### PROBLEM TO SOLVE
All entries must be extracted exactly, with nothing added or dropped.

---- RECORDS SHOWN

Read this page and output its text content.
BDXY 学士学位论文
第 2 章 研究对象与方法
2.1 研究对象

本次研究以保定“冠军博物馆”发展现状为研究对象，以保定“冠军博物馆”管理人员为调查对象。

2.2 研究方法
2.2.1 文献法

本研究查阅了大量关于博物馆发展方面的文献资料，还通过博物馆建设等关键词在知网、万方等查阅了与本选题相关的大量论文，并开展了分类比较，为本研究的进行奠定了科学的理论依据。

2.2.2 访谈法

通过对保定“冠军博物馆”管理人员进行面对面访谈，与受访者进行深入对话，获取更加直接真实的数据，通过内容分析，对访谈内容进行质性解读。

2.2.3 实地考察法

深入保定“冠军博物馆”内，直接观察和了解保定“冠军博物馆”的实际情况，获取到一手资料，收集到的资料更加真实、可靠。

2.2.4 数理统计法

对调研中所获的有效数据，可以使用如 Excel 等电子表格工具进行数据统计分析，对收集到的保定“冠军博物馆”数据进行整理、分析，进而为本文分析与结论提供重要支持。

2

--------

### CORRECT ANSWER
Read this page and output its text content.
BDXY 学士学位论文
第 2 章 研究对象与方法
2.1 研究对象

本次研究以保定“冠军博物馆”发展现状为研究对象，以保定“冠军博物馆”管理人员为调查对象。

2.2 研究方法
2.2.1 文献法

本研究查阅了大量关于博物馆发展方面的文献资料，还通过博物馆建设等关键词在知网、万方等查阅了与本选题相关的大量论文，并开展了分类比较，为本研究的进行奠定了科学的理论依据。

2.2.2 访谈法

通过对保定“冠军博物馆”管理人员进行面对面访谈，与受访者进行深入对话，获取更加直接真实的数据，通过内容分析，对访谈内容进行质性解读。

2.2.3 实地考察法

深入保定“冠军博物馆”内，直接观察和了解保定“冠军博物馆”的实际情况，获取到一手资料，收集到的资料更加真实、可靠。

2.2.4 数理统计法

对调研中所获的有效数据，可以使用如 Excel 等电子表格工具进行数据统计分析，对收集到的保定“冠军博物馆”数据进行整理、分析，进而为本文分析与结论提供重要支持。

2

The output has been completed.